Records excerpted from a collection
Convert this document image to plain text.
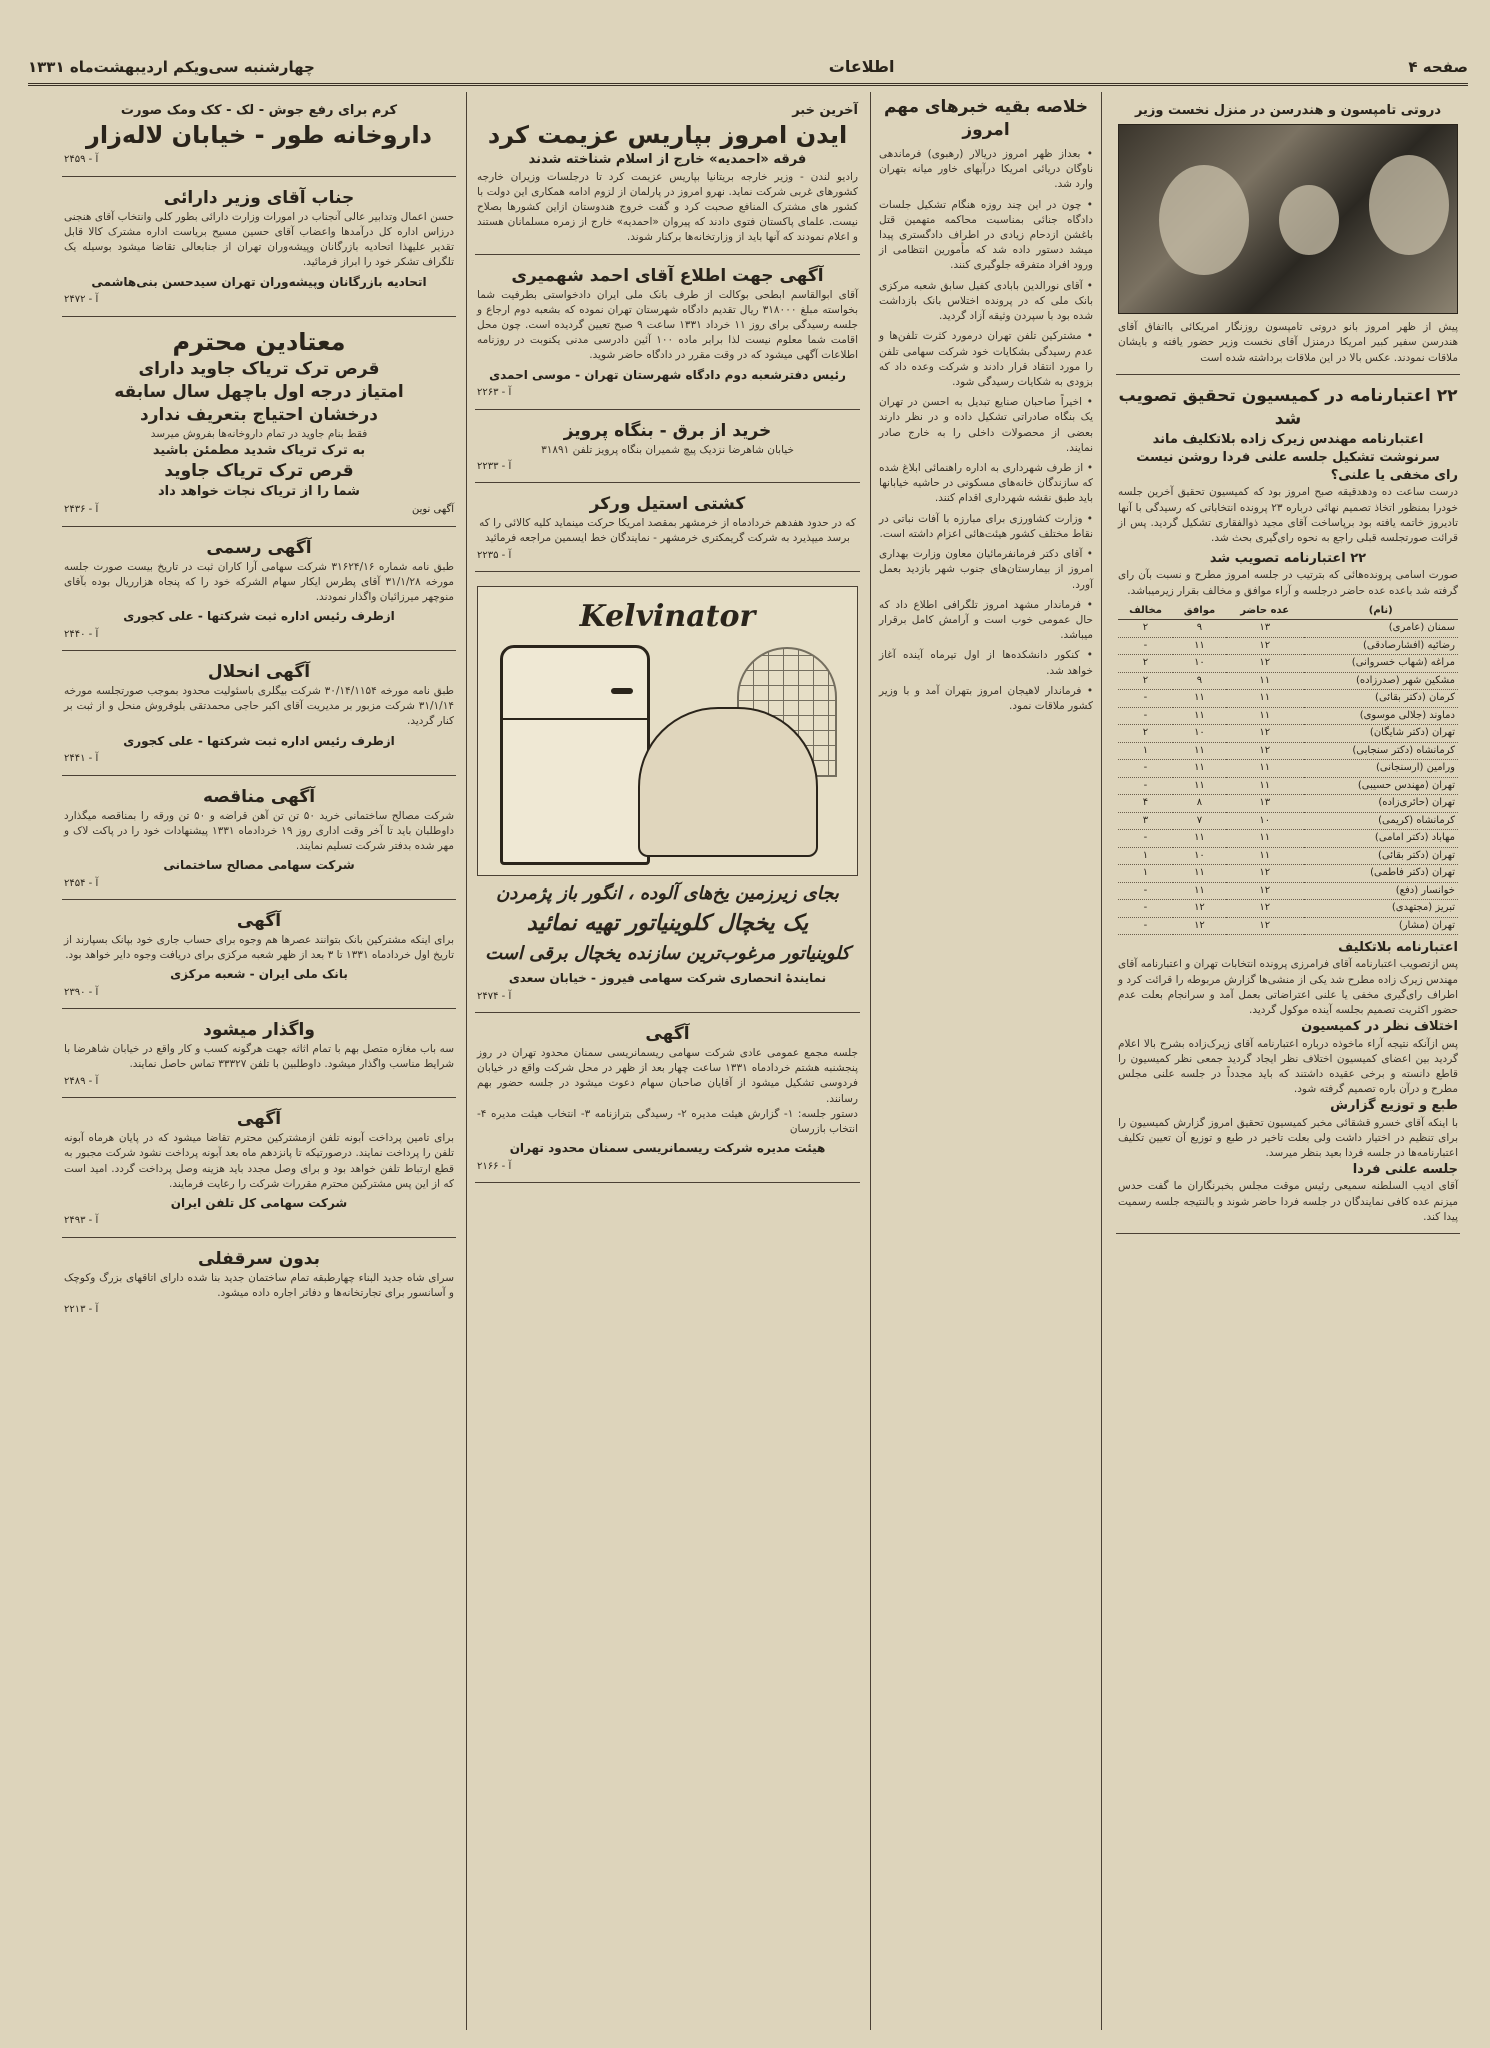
صفحه ۴
اطلاعات
چهارشنبه سی‌ویکم اردیبهشت‌ماه ۱۳۳۱
دروتی تامپسون و هندرسن در منزل نخست وزیر
پیش از ظهر امروز بانو دروتی تامپسون روزنگار امریکائی بااتفاق آقای هندرسن سفیر کبیر امریکا درمنزل آقای نخست وزیر حضور یافته و بایشان ملاقات نمودند. عکس بالا در این ملاقات برداشته شده است
۲۲ اعتبارنامه در کمیسیون تحقیق تصویب شد
اعتبارنامه مهندس زیرک زاده بلاتکلیف ماند
سرنوشت تشکیل جلسه علنی فردا روشن نیست
رای مخفی یا علنی؟
درست ساعت ده ودهدقیقه صبح امروز بود که کمیسیون تحقیق آخرین جلسه خودرا بمنظور اتخاذ تصمیم نهائی درباره ۲۳ پرونده انتخاباتی که رسیدگی با آنها تادیروز خاتمه یافته بود برپاساخت آقای مجید ذوالفقاری تشکیل گردید. پس از قرائت صورتجلسه قبلی راجع به نحوه رای‌گیری بحث شد.
۲۲ اعتبارنامه تصویب شد
صورت اسامی پرونده‌هائی که بترتیب در جلسه امروز مطرح و نسبت بآن رای گرفته شد باعده عده حاضر درجلسه و آراء موافق و مخالف بقرار زیرمیباشد.
(نام)	عده حاضر	موافق	مخالف
سمنان (عامری)	۱۳	۹	۲
رضائیه (افشارصادقی)	۱۲	۱۱	-
مراغه (شهاب خسروانی)	۱۲	۱۰	۲
مشکین شهر (صدرزاده)	۱۱	۹	۲
کرمان (دکتر بقائی)	۱۱	۱۱	-
دماوند (جلالی موسوی)	۱۱	۱۱	-
تهران (دکتر شایگان)	۱۲	۱۰	۲
کرمانشاه (دکتر سنجابی)	۱۲	۱۱	۱
ورامین (ارسنجانی)	۱۱	۱۱	-
تهران (مهندس حسیبی)	۱۱	۱۱	-
تهران (حائری‌زاده)	۱۳	۸	۴
کرمانشاه (کریمی)	۱۰	۷	۳
مهاباد (دکتر امامی)	۱۱	۱۱	-
تهران (دکتر بقائی)	۱۱	۱۰	۱
تهران (دکتر فاطمی)	۱۲	۱۱	۱
خوانسار (دفع)	۱۲	۱۱	-
تبریز (مجتهدی)	۱۲	۱۲	-
تهران (مشار)	۱۲	۱۲	-
اعتبارنامه بلاتکلیف
پس ازتصویب اعتبارنامه آقای فرامرزی پرونده انتخابات تهران و اعتبارنامه آقای مهندس زیرک زاده مطرح شد یکی از منشی‌ها گزارش مربوطه را قرائت کرد و اطراف رای‌گیری مخفی یا علنی اعتراضاتی بعمل آمد و سرانجام بعلت عدم حضور اکثریت تصمیم بجلسه آینده موکول گردید.
اختلاف نظر در کمیسیون
پس ازآنکه نتیجه آراء ماخوذه درباره اعتبارنامه آقای زیرک‌زاده بشرح بالا اعلام گردید بین اعضای کمیسیون اختلاف نظر ایجاد گردید جمعی نظر کمیسیون را قاطع دانسته و برخی عقیده داشتند که باید مجدداً در جلسه علنی مجلس مطرح و درآن باره تصمیم گرفته شود.
طبع و توزیع گزارش
با اینکه آقای خسرو قشقائی مخبر کمیسیون تحقیق امروز گزارش کمیسیون را برای تنظیم در اختیار داشت ولی بعلت تاخیر در طبع و توزیع آن تعیین تکلیف اعتبارنامه‌ها در جلسه فردا بعید بنظر میرسد.
جلسه علنی فردا
آقای ادیب السلطنه سمیعی رئیس موقت مجلس بخبرنگاران ما گفت حدس میزنم عده کافی نمایندگان در جلسه فردا حاضر شوند و بالنتیجه جلسه رسمیت پیدا کند.
خلاصه بقیه خبرهای مهم امروز
• بعداز ظهر امروز دریالار (رهبوی) فرماندهی ناوگان دریائی امریکا درآبهای خاور میانه بتهران وارد شد.
• چون در این چند روزه هنگام تشکیل جلسات دادگاه جنائی بمناسبت محاکمه متهمین قتل باغشن ازدحام زیادی در اطراف دادگستری پیدا میشد دستور داده شد که مأمورین انتظامی از ورود افراد متفرقه جلوگیری کنند.
• آقای نورالدین بابادی کفیل سابق شعبه مرکزی بانک ملی که در پرونده اختلاس بانک بازداشت شده بود با سپردن وثیقه آزاد گردید.
• مشترکین تلفن تهران درمورد کثرت تلفن‌ها و عدم رسیدگی بشکایات خود شرکت سهامی تلفن را مورد انتقاد قرار دادند و شرکت وعده داد که بزودی به شکایات رسیدگی شود.
• اخیراً صاحبان صنایع تبدیل به احسن در تهران یک بنگاه صادراتی تشکیل داده و در نظر دارند بعضی از محصولات داخلی را به خارج صادر نمایند.
• از طرف شهرداری به اداره راهنمائی ابلاغ شده که سازندگان خانه‌های مسکونی در حاشیه خیابانها باید طبق نقشه شهرداری اقدام کنند.
• وزارت کشاورزی برای مبارزه با آفات نباتی در نقاط مختلف کشور هیئت‌هائی اعزام داشته است.
• آقای دکتر فرمانفرمائیان معاون وزارت بهداری امروز از بیمارستان‌های جنوب شهر بازدید بعمل آورد.
• فرماندار مشهد امروز تلگرافی اطلاع داد که حال عمومی خوب است و آرامش کامل برقرار میباشد.
• کنکور دانشکده‌ها از اول تیرماه آینده آغاز خواهد شد.
• فرماندار لاهیجان امروز بتهران آمد و با وزیر کشور ملاقات نمود.
آخرین خبر
ایدن امروز بپاریس عزیمت کرد
فرقه «احمدیه» خارج از اسلام شناخته شدند
رادیو لندن - وزیر خارجه بریتانیا بپاریس عزیمت کرد تا درجلسات وزیران خارجه کشورهای غربی شرکت نماید. نهرو امروز در پارلمان از لزوم ادامه همکاری این دولت با کشور های مشترک المنافع صحبت کرد و گفت خروج هندوستان ازاین کشورها بصلاح نیست. علمای پاکستان فتوی دادند که پیروان «احمدیه» خارج از زمره مسلمانان هستند و اعلام نمودند که آنها باید از وزارتخانه‌ها برکنار شوند.
آگهی جهت اطلاع آقای احمد شهمیری
آقای ابوالقاسم ابطحی بوکالت از طرف بانک ملی ایران دادخواستی بطرفیت شما بخواسته مبلغ ۳۱۸۰۰۰ ریال تقدیم دادگاه شهرستان تهران نموده که بشعبه دوم ارجاع و جلسه رسیدگی برای روز ۱۱ خرداد ۱۳۳۱ ساعت ۹ صبح تعیین گردیده است. چون محل اقامت شما معلوم نیست لذا برابر ماده ۱۰۰ آئین دادرسی مدنی یکنوبت در روزنامه اطلاعات آگهی میشود که در وقت مقرر در دادگاه حاضر شوید.
رئیس دفترشعبه دوم دادگاه شهرستان تهران - موسی احمدی
آ - ۲۲۶۳
خرید از برق - بنگاه پرویز
خیابان شاهرضا نزدیک پیچ شمیران بنگاه پرویز تلفن ۳۱۸۹۱
آ - ۲۲۳۳
کشتی استیل ورکر
که در حدود هفدهم خردادماه از خرمشهر بمقصد امریکا حرکت مینماید کلیه کالائی را که برسد میپذیرد به شرکت گریمکتری خرمشهر - نمایندگان خط ایسمین مراجعه فرمائید
آ - ۲۲۳۵
Kelvinator
بجای زیرزمین یخ‌های آلوده ، انگور باز پژمردن
یک یخچال کلوینیاتور تهیه نمائید
کلوینیاتور مرغوب‌ترین سازنده یخچال برقی است
نمایندهٔ انحصاری شرکت سهامی فیروز - خیابان سعدی
آ - ۲۴۷۴
آگهی
جلسه مجمع عمومی عادی شرکت سهامی ریسمانریسی سمنان محدود تهران در روز پنجشنبه هشتم خردادماه ۱۳۳۱ ساعت چهار بعد از ظهر در محل شرکت واقع در خیابان فردوسی تشکیل میشود از آقایان صاحبان سهام دعوت میشود در جلسه حضور بهم رسانند.
دستور جلسه: ۱- گزارش هیئت مدیره ۲- رسیدگی بترازنامه ۳- انتخاب هیئت مدیره ۴- انتخاب بازرسان
هیئت مدیره شرکت ریسمانریسی سمنان محدود تهران
آ - ۲۱۶۶
کرم برای رفع جوش - لک - کک ومک صورت
داروخانه طور - خیابان لاله‌زار
آ - ۲۴۵۹
جناب آقای وزیر دارائی
حسن اعمال وتدابیر عالی آنجناب در امورات وزارت دارائی بطور کلی وانتخاب آقای هنجنی درزاس اداره کل درآمدها واعضاب آقای حسین مسیح بریاست اداره مشترک کالا قابل تقدیر علیهذا اتحادیه بازرگانان وپیشه‌وران تهران از جنابعالی تقاضا میشود بوسیله یک تلگراف تشکر خود را ابراز فرمائید.
اتحادیه بازرگانان وپیشه‌وران تهران سیدحسن بنی‌هاشمی
آ - ۲۴۷۲
معتادین محترم
قرص ترک تریاک جاوید دارای
امتیاز درجه اول باچهل سال سابقه
درخشان احتیاج بتعریف ندارد
فقط بنام جاوید در تمام داروخانه‌ها بفروش میرسد
به ترک تریاک شدید مطمئن باشید
قرص ترک تریاک جاوید
شما را از تریاک نجات خواهد داد
آگهی نوین
آ - ۲۴۳۶
آگهی رسمی
طبق نامه شماره ۳۱۶۲۴/۱۶ شرکت سهامی آرا کاران ثبت در تاریخ بیست صورت جلسه مورخه ۳۱/۱/۲۸ آقای پطرس ایکار سهام الشرکه خود را که پنجاه هزارریال بوده بآقای منوچهر میرزائیان واگذار نمودند.
ازطرف رئیس اداره ثبت شرکتها - علی کجوری
آ - ۲۴۴۰
آگهی انحلال
طبق نامه مورخه ۳۰/۱۴/۱۱۵۴ شرکت بیگلری باسئولیت محدود بموجب صورتجلسه مورخه ۳۱/۱/۱۴ شرکت مزبور بر مدیریت آقای اکبر حاجی محمدتقی بلوفروش منحل و از ثبت بر کنار گردید.
ازطرف رئیس اداره ثبت شرکتها - علی کجوری
آ - ۲۴۴۱
آگهی مناقصه
شرکت مصالح ساختمانی خرید ۵۰ تن تن آهن قراضه و ۵۰ تن ورقه را بمناقصه میگذارد داوطلبان باید تا آخر وقت اداری روز ۱۹ خردادماه ۱۳۳۱ پیشنهادات خود را در پاکت لاک و مهر شده بدفتر شرکت تسلیم نمایند.
شرکت سهامی مصالح ساختمانی
آ - ۲۴۵۴
آگهی
برای اینکه مشترکین بانک بتوانند عصرها هم وجوه برای حساب جاری خود بپانک بسپارند از تاریخ اول خردادماه ۱۳۳۱ تا ۳ بعد از ظهر شعبه مرکزی برای دریافت وجوه دایر خواهد بود.
بانک ملی ایران - شعبه مرکزی
آ - ۲۳۹۰
واگذار میشود
سه باب مغازه متصل بهم با تمام اثاثه جهت هرگونه کسب و کار واقع در خیابان شاهرضا با شرایط مناسب واگذار میشود. داوطلبین با تلفن ۳۳۳۲۷ تماس حاصل نمایند.
آ - ۲۴۸۹
آگهی
برای تامین پرداخت آبونه تلفن ازمشترکین محترم تقاضا میشود که در پایان هرماه آبونه تلفن را پرداخت نمایند. درصورتیکه تا پانزدهم ماه بعد آبونه پرداخت نشود شرکت مجبور به قطع ارتباط تلفن خواهد بود و برای وصل مجدد باید هزینه وصل پرداخت گردد. امید است که از این پس مشترکین محترم مقررات شرکت را رعایت فرمایند.
شرکت سهامی کل تلفن ایران
آ - ۲۴۹۳
بدون سرقفلی
سرای شاه جدید البناء چهارطبقه تمام ساختمان جدید بنا شده دارای اتاقهای بزرگ وکوچک و آسانسور برای تجارتخانه‌ها و دفاتر اجاره داده میشود.
آ - ۲۲۱۳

**REQUEST:**
Determine the number of lines in the entries above where the string "تاریخ" appears. Answer with the number alone.

**RESPONSE TO THIS EXERCISE:**
2